## Instructions for the task:
Restate the records below word for word, and omit the images they hold.

-- begin Records provided --

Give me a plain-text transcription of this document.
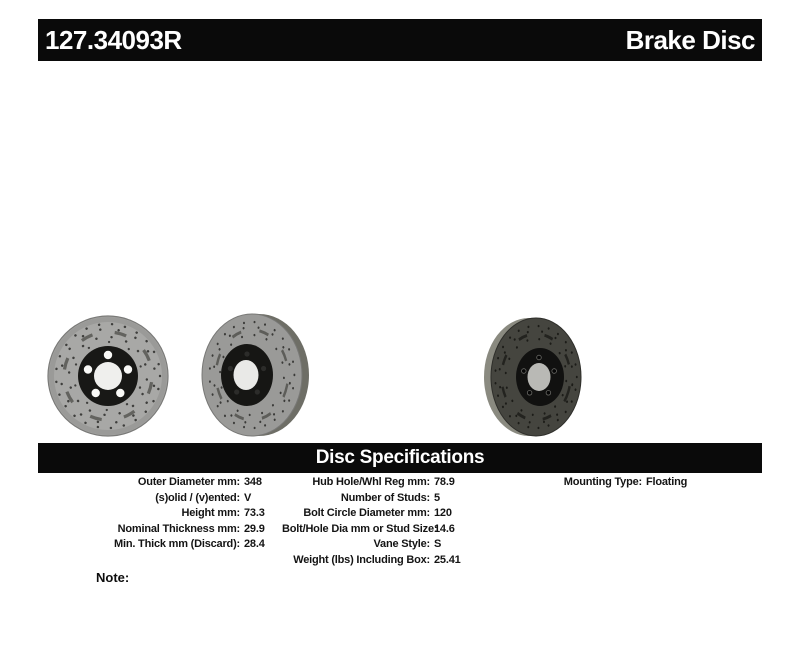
127.34093R	Brake Disc
Disc Specifications
Outer Diameter mm: 348
(s)olid / (v)ented: V
Height mm: 73.3
Nominal Thickness mm: 29.9
Min. Thick mm (Discard): 28.4
Hub Hole/Whl Reg mm: 78.9
Number of Studs: 5
Bolt Circle Diameter mm: 120
Bolt/Hole Dia mm or Stud Size:
14.6
Vane Style: S
Weight (lbs) Including Box: 25.41
Mounting Type: Floating
Note:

-- end Records provided --

## Result:
Give me a plain-text transcription of this document.
127.34093R	Brake Disc
Disc Specifications
Outer Diameter mm: 348
(s)olid / (v)ented: V
Height mm: 73.3
Nominal Thickness mm: 29.9
Min. Thick mm (Discard): 28.4
Hub Hole/Whl Reg mm: 78.9
Number of Studs: 5
Bolt Circle Diameter mm: 120
Bolt/Hole Dia mm or Stud Size:
14.6
Vane Style: S
Weight (lbs) Including Box: 25.41
Mounting Type: Floating
Note:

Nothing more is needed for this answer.